- _Goal_
Any picture among the records should be left out, please; retype the rest exactly.

----- Task data -----

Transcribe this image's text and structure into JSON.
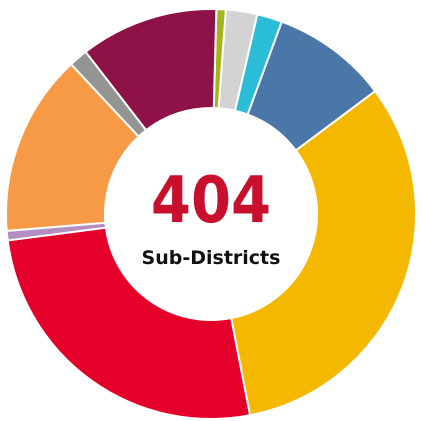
{
  "chart_data": {
    "type": "donut",
    "center_value": 404,
    "center_label": "Sub-Districts",
    "values": [
      3,
      10,
      8,
      37,
      130,
      105,
      3,
      58,
      6,
      44
    ],
    "colors": [
      "#a6b31a",
      "#d3d3d3",
      "#2bbcd8",
      "#4a76a8",
      "#f5b800",
      "#e4002b",
      "#b48ec0",
      "#f79a45",
      "#949494",
      "#8e1247"
    ]
  }
}
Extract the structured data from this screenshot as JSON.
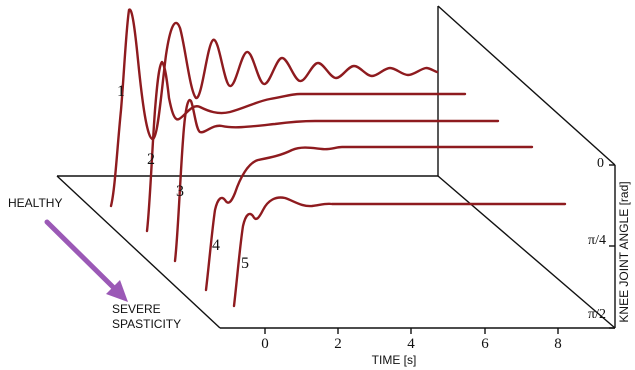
{
  "chart_data": {
    "type": "line",
    "xlabel": "TIME [s]",
    "ylabel": "KNEE JOINT ANGLE  [rad]",
    "x_ticks": [
      "0",
      "2",
      "4",
      "6",
      "8"
    ],
    "y_ticks": [
      "0",
      "π/4",
      "π/2"
    ],
    "series": [
      {
        "name": "1"
      },
      {
        "name": "2"
      },
      {
        "name": "3"
      },
      {
        "name": "4"
      },
      {
        "name": "5"
      }
    ],
    "annotations": {
      "healthy": "HEALTHY",
      "severe_line1": "SEVERE",
      "severe_line2": "SPASTICITY"
    },
    "colors": {
      "curve": "#8e1b1f",
      "arrow": "#9b59b6"
    }
  }
}
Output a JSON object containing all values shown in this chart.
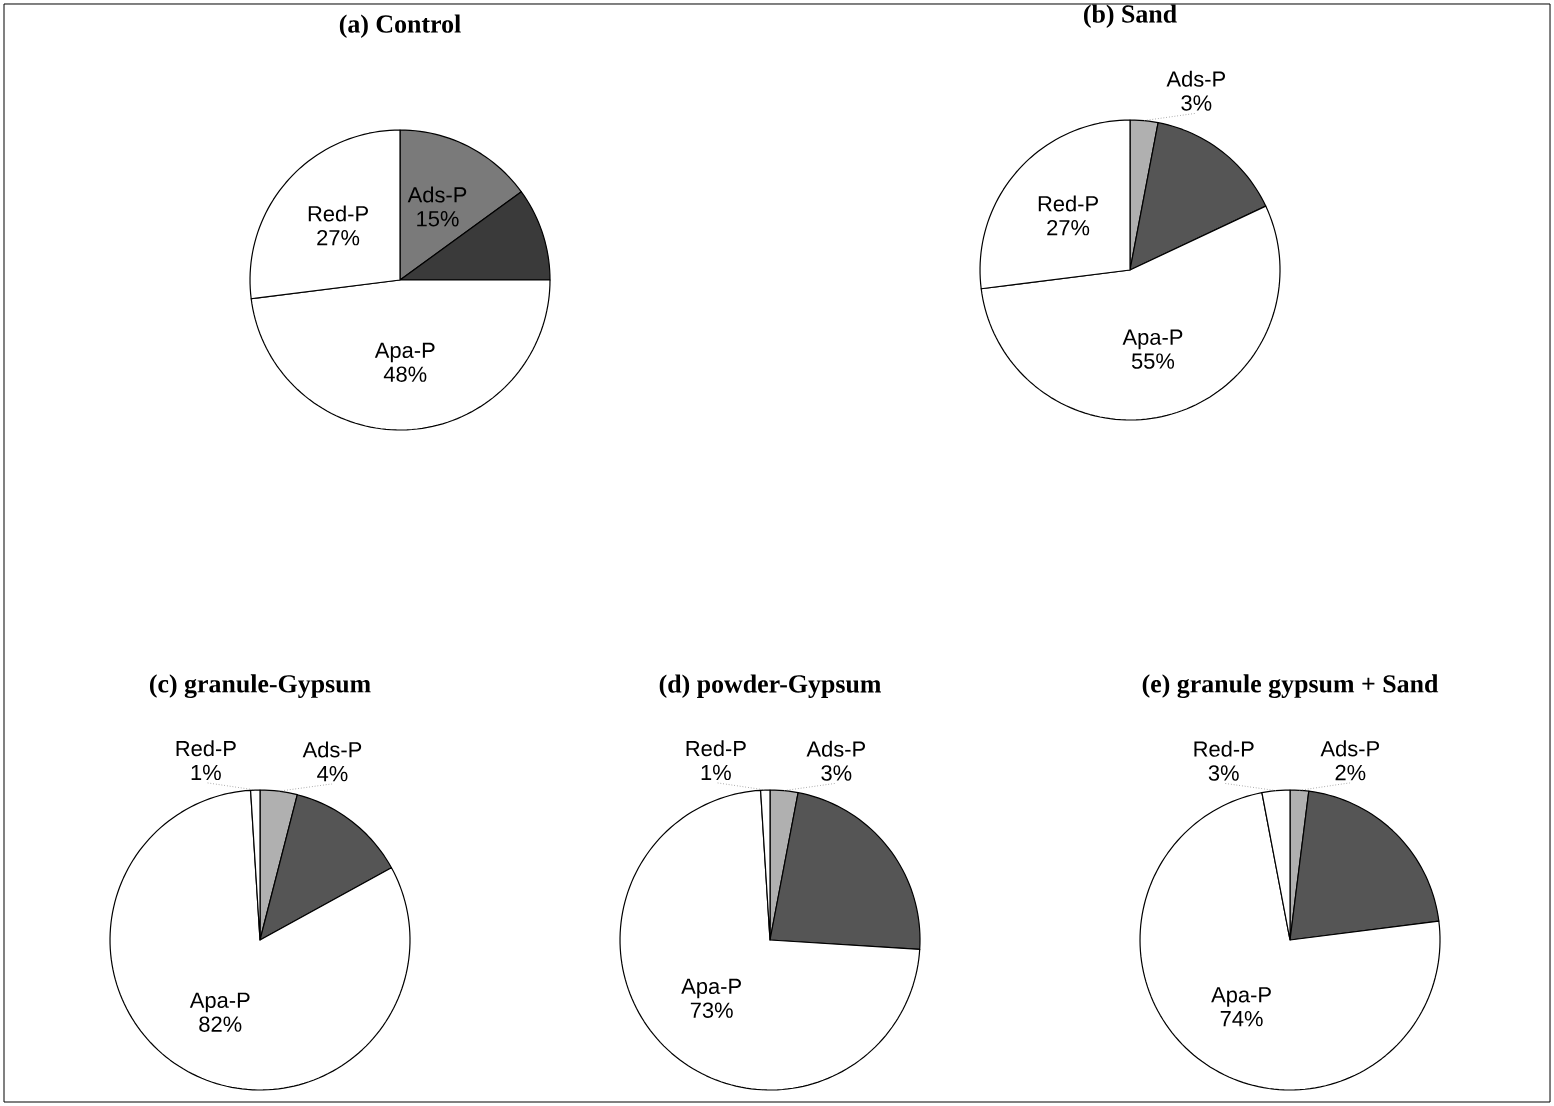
{
  "chart_data": [
    {
      "type": "pie",
      "title": "(a) Control",
      "categories": [
        "Ads-P",
        null,
        "Apa-P",
        "Red-P"
      ],
      "values": [
        15,
        10,
        48,
        27
      ],
      "colors": [
        "#7a7a7a",
        "#3a3a3a",
        "#ffffff",
        "#ffffff"
      ],
      "value_labels": [
        "15%",
        null,
        "48%",
        "27%"
      ]
    },
    {
      "type": "pie",
      "title": "(b) Sand",
      "categories": [
        "Ads-P",
        null,
        "Apa-P",
        "Red-P"
      ],
      "values": [
        3,
        15,
        55,
        27
      ],
      "colors": [
        "#b0b0b0",
        "#555555",
        "#ffffff",
        "#ffffff"
      ],
      "value_labels": [
        "3%",
        null,
        "55%",
        "27%"
      ]
    },
    {
      "type": "pie",
      "title": "(c) granule-Gypsum",
      "categories": [
        "Ads-P",
        null,
        "Apa-P",
        "Red-P"
      ],
      "values": [
        4,
        13,
        82,
        1
      ],
      "colors": [
        "#b0b0b0",
        "#555555",
        "#ffffff",
        "#ffffff"
      ],
      "value_labels": [
        "4%",
        null,
        "82%",
        "1%"
      ]
    },
    {
      "type": "pie",
      "title": "(d) powder-Gypsum",
      "categories": [
        "Ads-P",
        null,
        "Apa-P",
        "Red-P"
      ],
      "values": [
        3,
        23,
        73,
        1
      ],
      "colors": [
        "#b0b0b0",
        "#555555",
        "#ffffff",
        "#ffffff"
      ],
      "value_labels": [
        "3%",
        null,
        "73%",
        "1%"
      ]
    },
    {
      "type": "pie",
      "title": "(e) granule gypsum + Sand",
      "categories": [
        "Ads-P",
        null,
        "Apa-P",
        "Red-P"
      ],
      "values": [
        2,
        21,
        74,
        3
      ],
      "colors": [
        "#b0b0b0",
        "#555555",
        "#ffffff",
        "#ffffff"
      ],
      "value_labels": [
        "2%",
        null,
        "74%",
        "3%"
      ]
    }
  ]
}
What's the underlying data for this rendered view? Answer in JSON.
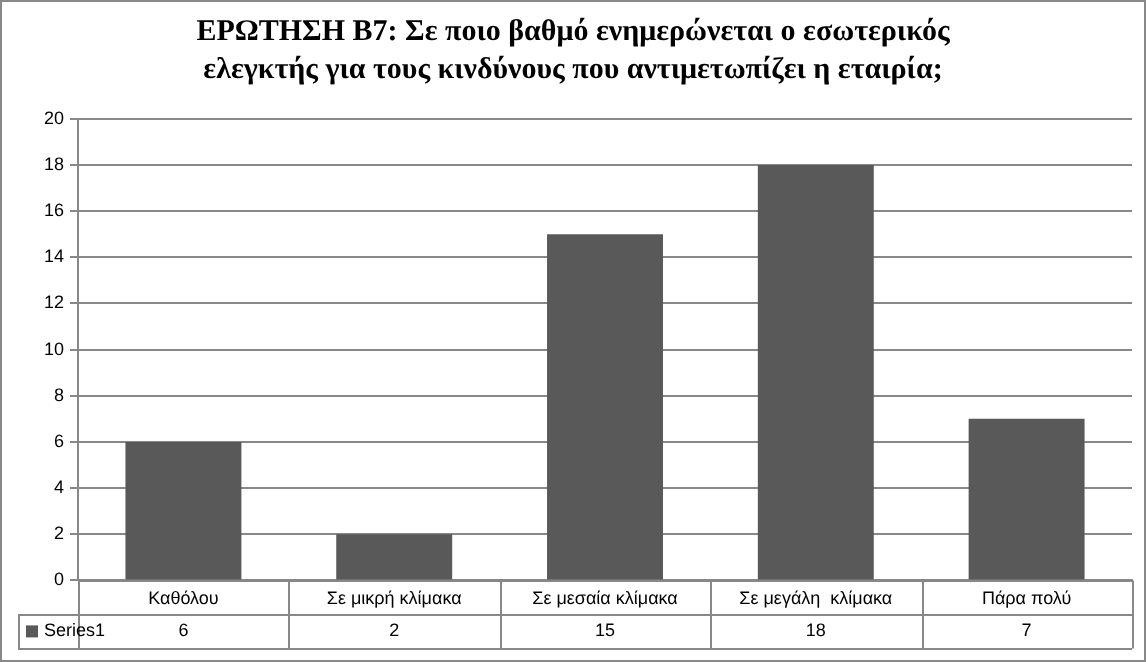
{
  "chart_data": {
    "type": "bar",
    "title": "ΕΡΩΤΗΣΗ Β7: Σε ποιο βαθμό ενημερώνεται ο εσωτερικός ελεγκτής για τους κινδύνους που αντιμετωπίζει η εταιρία;",
    "categories": [
      "Καθόλου",
      "Σε μικρή κλίμακα",
      "Σε μεσαία κλίμακα",
      "Σε μεγάλη  κλίμακα",
      "Πάρα πολύ"
    ],
    "series": [
      {
        "name": "Series1",
        "color": "#595959",
        "values": [
          6,
          2,
          15,
          18,
          7
        ]
      }
    ],
    "ylim": [
      0,
      20
    ],
    "yticks": [
      0,
      2,
      4,
      6,
      8,
      10,
      12,
      14,
      16,
      18,
      20
    ],
    "grid": "y",
    "legend": "bottom",
    "data_labels": true
  }
}
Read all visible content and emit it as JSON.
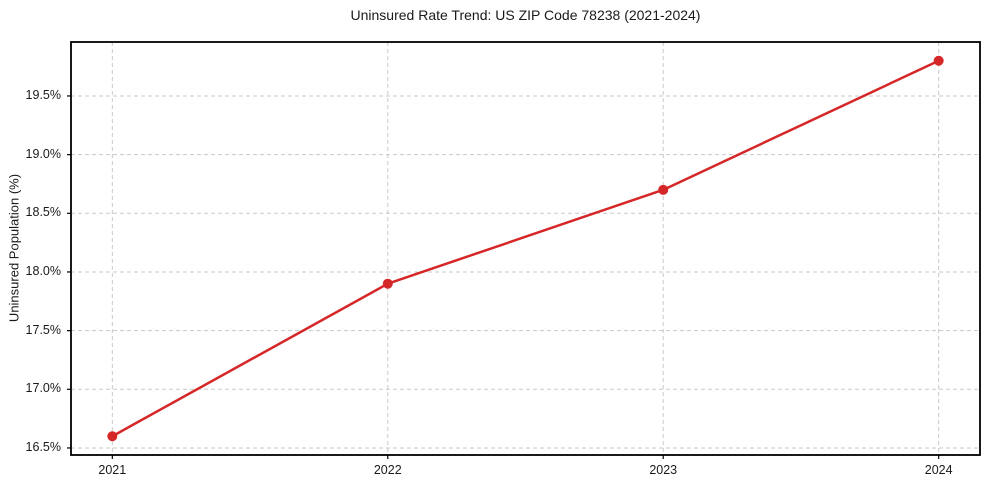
{
  "chart_data": {
    "type": "line",
    "title": "Uninsured Rate Trend: US ZIP Code 78238 (2021-2024)",
    "xlabel": "",
    "ylabel": "Uninsured Population (%)",
    "x": [
      2021,
      2022,
      2023,
      2024
    ],
    "series": [
      {
        "name": "Uninsured rate",
        "values": [
          16.6,
          17.9,
          18.7,
          19.8
        ],
        "color": "#d62728",
        "line_width": 2.5,
        "marker": "circle",
        "marker_radius": 5
      }
    ],
    "xlim": [
      2020.85,
      2024.15
    ],
    "ylim": [
      16.44,
      19.96
    ],
    "xticks": [
      2021,
      2022,
      2023,
      2024
    ],
    "xtick_labels": [
      "2021",
      "2022",
      "2023",
      "2024"
    ],
    "yticks": [
      16.5,
      17.0,
      17.5,
      18.0,
      18.5,
      19.0,
      19.5
    ],
    "ytick_labels": [
      "16.5%",
      "17.0%",
      "17.5%",
      "18.0%",
      "18.5%",
      "19.0%",
      "19.5%"
    ],
    "grid": true,
    "grid_color": "#c9c9c9",
    "grid_dash": "4,3",
    "legend": "none",
    "spine_color": "#000000",
    "tick_color": "#000000",
    "text_color": "#1a1a1a",
    "background_color": "#ffffff"
  }
}
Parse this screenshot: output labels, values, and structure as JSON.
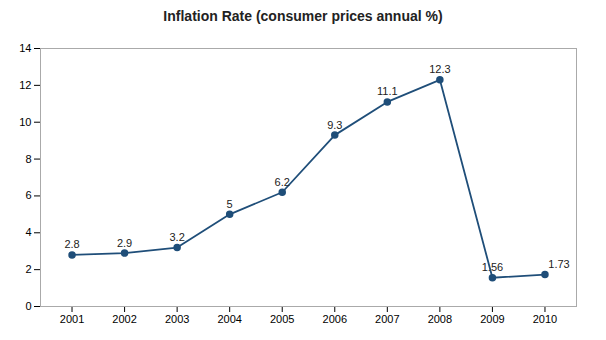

-----

- _Answer in full_
Transcribe this image's text and structure into JSON.
{
  "chart_data": {
    "type": "donut",
    "center_value": 404,
    "center_label": "Sub-Districts",
    "values": [
      3,
      10,
      8,
      37,
      130,
      105,
      3,
      58,
      6,
      44
    ],
    "colors": [
      "#a6b31a",
      "#d3d3d3",
      "#2bbcd8",
      "#4a76a8",
      "#f5b800",
      "#e4002b",
      "#b48ec0",
      "#f79a45",
      "#949494",
      "#8e1247"
    ]
  }
}
Extract the structured data from this screenshot as JSON.
{
  "chart_data": {
    "type": "line",
    "xlabel": "TIME [s]",
    "ylabel": "KNEE JOINT ANGLE  [rad]",
    "x_ticks": [
      "0",
      "2",
      "4",
      "6",
      "8"
    ],
    "y_ticks": [
      "0",
      "π/4",
      "π/2"
    ],
    "series": [
      {
        "name": "1"
      },
      {
        "name": "2"
      },
      {
        "name": "3"
      },
      {
        "name": "4"
      },
      {
        "name": "5"
      }
    ],
    "annotations": {
      "healthy": "HEALTHY",
      "severe_line1": "SEVERE",
      "severe_line2": "SPASTICITY"
    },
    "colors": {
      "curve": "#8e1b1f",
      "arrow": "#9b59b6"
    }
  }
}
Output a JSON object containing all values shown in this chart.
{
  "chart_data": [
    {
      "type": "pie",
      "title": "(a) Control",
      "categories": [
        "Ads-P",
        null,
        "Apa-P",
        "Red-P"
      ],
      "values": [
        15,
        10,
        48,
        27
      ],
      "colors": [
        "#7a7a7a",
        "#3a3a3a",
        "#ffffff",
        "#ffffff"
      ],
      "value_labels": [
        "15%",
        null,
        "48%",
        "27%"
      ]
    },
    {
      "type": "pie",
      "title": "(b) Sand",
      "categories": [
        "Ads-P",
        null,
        "Apa-P",
        "Red-P"
      ],
      "values": [
        3,
        15,
        55,
        27
      ],
      "colors": [
        "#b0b0b0",
        "#555555",
        "#ffffff",
        "#ffffff"
      ],
      "value_labels": [
        "3%",
        null,
        "55%",
        "27%"
      ]
    },
    {
      "type": "pie",
      "title": "(c) granule-Gypsum",
      "categories": [
        "Ads-P",
        null,
        "Apa-P",
        "Red-P"
      ],
      "values": [
        4,
        13,
        82,
        1
      ],
      "colors": [
        "#b0b0b0",
        "#555555",
        "#ffffff",
        "#ffffff"
      ],
      "value_labels": [
        "4%",
        null,
        "82%",
        "1%"
      ]
    },
    {
      "type": "pie",
      "title": "(d) powder-Gypsum",
      "categories": [
        "Ads-P",
        null,
        "Apa-P",
        "Red-P"
      ],
      "values": [
        3,
        23,
        73,
        1
      ],
      "colors": [
        "#b0b0b0",
        "#555555",
        "#ffffff",
        "#ffffff"
      ],
      "value_labels": [
        "3%",
        null,
        "73%",
        "1%"
      ]
    },
    {
      "type": "pie",
      "title": "(e) granule gypsum + Sand",
      "categories": [
        "Ads-P",
        null,
        "Apa-P",
        "Red-P"
      ],
      "values": [
        2,
        21,
        74,
        3
      ],
      "colors": [
        "#b0b0b0",
        "#555555",
        "#ffffff",
        "#ffffff"
      ],
      "value_labels": [
        "2%",
        null,
        "74%",
        "3%"
      ]
    }
  ]
}
What's the underlying data for this rendered view? Answer in JSON.
{
  "chart_data": {
    "type": "bar",
    "title": "ΕΡΩΤΗΣΗ Β7: Σε ποιο βαθμό ενημερώνεται ο εσωτερικός ελεγκτής για τους κινδύνους που αντιμετωπίζει η εταιρία;",
    "categories": [
      "Καθόλου",
      "Σε μικρή κλίμακα",
      "Σε μεσαία κλίμακα",
      "Σε μεγάλη  κλίμακα",
      "Πάρα πολύ"
    ],
    "series": [
      {
        "name": "Series1",
        "color": "#595959",
        "values": [
          6,
          2,
          15,
          18,
          7
        ]
      }
    ],
    "ylim": [
      0,
      20
    ],
    "yticks": [
      0,
      2,
      4,
      6,
      8,
      10,
      12,
      14,
      16,
      18,
      20
    ],
    "grid": "y",
    "legend": "bottom",
    "data_labels": true
  }
}
Read all visible content and emit it as JSON.
{
  "chart_data": {
    "type": "line",
    "title": "Uninsured Rate Trend: US ZIP Code 78238 (2021-2024)",
    "xlabel": "",
    "ylabel": "Uninsured Population (%)",
    "x": [
      2021,
      2022,
      2023,
      2024
    ],
    "series": [
      {
        "name": "Uninsured rate",
        "values": [
          16.6,
          17.9,
          18.7,
          19.8
        ],
        "color": "#d62728",
        "line_width": 2.5,
        "marker": "circle",
        "marker_radius": 5
      }
    ],
    "xlim": [
      2020.85,
      2024.15
    ],
    "ylim": [
      16.44,
      19.96
    ],
    "xticks": [
      2021,
      2022,
      2023,
      2024
    ],
    "xtick_labels": [
      "2021",
      "2022",
      "2023",
      "2024"
    ],
    "yticks": [
      16.5,
      17.0,
      17.5,
      18.0,
      18.5,
      19.0,
      19.5
    ],
    "ytick_labels": [
      "16.5%",
      "17.0%",
      "17.5%",
      "18.0%",
      "18.5%",
      "19.0%",
      "19.5%"
    ],
    "grid": true,
    "grid_color": "#c9c9c9",
    "grid_dash": "4,3",
    "legend": "none",
    "spine_color": "#000000",
    "tick_color": "#000000",
    "text_color": "#1a1a1a",
    "background_color": "#ffffff"
  }
}
Parse this screenshot: output labels, values, and structure as JSON.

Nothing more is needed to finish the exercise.